| Exercise directions |
The answer is one number: how many lines in the data below hold "Debt".

| Listed entries |
══════

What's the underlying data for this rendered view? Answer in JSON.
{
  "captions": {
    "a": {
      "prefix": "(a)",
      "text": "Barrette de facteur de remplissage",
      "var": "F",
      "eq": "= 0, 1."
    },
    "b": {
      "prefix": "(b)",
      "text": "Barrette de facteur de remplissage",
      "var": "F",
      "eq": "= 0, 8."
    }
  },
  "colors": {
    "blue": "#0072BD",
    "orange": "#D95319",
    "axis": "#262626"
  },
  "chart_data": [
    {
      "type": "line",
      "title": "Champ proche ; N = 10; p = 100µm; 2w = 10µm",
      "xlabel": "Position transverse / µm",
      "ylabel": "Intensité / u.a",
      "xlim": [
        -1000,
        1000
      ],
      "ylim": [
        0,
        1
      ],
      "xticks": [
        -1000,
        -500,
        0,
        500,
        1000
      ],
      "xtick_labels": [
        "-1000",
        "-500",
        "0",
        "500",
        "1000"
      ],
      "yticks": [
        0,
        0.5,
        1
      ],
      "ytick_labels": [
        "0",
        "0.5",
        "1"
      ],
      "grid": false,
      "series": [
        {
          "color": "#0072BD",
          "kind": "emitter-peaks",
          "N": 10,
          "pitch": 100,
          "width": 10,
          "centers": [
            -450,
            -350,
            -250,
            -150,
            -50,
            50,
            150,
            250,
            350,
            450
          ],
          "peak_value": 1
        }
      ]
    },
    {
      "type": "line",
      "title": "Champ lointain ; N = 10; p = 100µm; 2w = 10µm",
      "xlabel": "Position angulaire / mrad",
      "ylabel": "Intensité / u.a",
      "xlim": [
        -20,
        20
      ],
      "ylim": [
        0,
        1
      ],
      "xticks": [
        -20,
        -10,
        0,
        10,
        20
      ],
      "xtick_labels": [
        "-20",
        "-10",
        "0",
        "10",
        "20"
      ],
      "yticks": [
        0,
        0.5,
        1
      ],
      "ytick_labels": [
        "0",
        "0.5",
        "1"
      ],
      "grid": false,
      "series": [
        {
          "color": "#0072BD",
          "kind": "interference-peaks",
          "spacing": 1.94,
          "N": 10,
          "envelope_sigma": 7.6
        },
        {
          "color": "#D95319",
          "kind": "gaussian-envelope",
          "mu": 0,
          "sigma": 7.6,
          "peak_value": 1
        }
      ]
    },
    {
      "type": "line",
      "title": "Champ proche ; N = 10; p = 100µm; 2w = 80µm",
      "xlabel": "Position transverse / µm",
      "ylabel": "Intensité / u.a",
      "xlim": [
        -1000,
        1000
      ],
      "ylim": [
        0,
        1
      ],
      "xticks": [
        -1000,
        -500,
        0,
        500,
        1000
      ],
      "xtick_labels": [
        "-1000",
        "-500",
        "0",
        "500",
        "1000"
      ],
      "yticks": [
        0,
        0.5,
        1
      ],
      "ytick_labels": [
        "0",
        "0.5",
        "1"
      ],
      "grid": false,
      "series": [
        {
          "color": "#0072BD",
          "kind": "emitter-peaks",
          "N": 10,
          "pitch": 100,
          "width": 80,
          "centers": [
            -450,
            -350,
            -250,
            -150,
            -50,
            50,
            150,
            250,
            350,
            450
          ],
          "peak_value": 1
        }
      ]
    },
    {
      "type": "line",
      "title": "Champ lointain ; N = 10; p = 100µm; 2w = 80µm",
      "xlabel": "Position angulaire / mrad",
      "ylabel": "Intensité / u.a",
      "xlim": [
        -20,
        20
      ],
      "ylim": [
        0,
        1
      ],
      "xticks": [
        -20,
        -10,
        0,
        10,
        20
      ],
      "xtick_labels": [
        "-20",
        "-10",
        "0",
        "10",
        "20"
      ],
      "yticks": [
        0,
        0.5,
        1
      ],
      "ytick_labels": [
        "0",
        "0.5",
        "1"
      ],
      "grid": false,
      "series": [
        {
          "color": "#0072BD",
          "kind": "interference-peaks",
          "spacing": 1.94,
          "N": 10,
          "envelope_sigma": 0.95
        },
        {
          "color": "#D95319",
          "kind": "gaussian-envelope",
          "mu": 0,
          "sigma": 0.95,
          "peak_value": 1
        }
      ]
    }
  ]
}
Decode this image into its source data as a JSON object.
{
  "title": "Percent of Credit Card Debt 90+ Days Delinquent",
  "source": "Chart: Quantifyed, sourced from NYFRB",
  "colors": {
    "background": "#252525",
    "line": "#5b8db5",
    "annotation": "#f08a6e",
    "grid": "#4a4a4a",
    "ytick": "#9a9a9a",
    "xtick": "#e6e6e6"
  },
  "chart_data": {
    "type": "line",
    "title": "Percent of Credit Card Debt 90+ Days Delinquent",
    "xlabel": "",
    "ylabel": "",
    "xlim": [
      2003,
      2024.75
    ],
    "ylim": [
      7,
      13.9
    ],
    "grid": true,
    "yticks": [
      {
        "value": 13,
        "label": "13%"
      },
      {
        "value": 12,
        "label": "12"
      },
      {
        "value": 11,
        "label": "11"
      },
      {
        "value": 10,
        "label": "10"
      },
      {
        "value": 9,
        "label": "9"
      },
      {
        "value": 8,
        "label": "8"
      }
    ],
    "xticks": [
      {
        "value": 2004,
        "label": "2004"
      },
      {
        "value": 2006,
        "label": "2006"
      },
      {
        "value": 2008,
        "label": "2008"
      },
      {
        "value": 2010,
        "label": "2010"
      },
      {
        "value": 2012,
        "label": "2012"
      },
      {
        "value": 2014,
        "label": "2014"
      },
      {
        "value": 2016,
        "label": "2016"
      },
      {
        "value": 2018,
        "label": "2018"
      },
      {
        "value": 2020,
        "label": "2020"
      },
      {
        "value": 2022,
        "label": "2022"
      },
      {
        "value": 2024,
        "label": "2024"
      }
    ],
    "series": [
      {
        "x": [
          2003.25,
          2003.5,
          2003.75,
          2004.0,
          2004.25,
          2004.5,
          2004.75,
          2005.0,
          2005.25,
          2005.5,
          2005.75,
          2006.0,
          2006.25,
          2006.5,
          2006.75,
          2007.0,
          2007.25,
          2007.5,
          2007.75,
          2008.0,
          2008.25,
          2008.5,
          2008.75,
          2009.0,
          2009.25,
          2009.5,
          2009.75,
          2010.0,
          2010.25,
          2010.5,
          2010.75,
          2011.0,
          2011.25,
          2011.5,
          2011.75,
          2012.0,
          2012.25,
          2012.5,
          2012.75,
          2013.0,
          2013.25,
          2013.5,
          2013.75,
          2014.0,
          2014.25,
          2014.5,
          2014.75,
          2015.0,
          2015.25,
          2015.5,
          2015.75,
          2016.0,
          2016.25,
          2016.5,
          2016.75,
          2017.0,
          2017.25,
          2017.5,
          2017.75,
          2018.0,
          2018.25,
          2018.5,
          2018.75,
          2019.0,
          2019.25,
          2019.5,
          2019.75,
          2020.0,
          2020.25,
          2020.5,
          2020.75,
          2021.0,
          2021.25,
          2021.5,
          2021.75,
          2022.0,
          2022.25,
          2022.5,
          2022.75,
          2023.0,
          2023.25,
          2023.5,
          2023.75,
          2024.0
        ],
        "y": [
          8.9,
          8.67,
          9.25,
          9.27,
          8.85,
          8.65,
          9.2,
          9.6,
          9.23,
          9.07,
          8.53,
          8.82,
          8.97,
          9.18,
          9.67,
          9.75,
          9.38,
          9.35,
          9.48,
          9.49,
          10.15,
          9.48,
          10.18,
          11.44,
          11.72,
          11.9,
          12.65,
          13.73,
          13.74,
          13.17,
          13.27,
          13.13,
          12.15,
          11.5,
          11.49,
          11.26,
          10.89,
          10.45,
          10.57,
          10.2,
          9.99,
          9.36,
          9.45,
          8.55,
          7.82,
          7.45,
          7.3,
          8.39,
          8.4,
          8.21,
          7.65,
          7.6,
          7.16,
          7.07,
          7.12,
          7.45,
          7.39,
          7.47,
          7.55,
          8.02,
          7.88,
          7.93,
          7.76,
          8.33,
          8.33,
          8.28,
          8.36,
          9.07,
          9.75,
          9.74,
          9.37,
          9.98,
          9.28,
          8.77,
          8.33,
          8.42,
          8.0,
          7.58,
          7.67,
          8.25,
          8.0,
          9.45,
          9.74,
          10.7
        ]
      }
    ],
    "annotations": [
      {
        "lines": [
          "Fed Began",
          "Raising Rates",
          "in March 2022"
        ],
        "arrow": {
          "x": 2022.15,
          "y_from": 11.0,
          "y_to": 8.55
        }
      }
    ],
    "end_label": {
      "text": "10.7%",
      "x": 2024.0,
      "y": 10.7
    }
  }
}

══════

| Result of this exercise |
2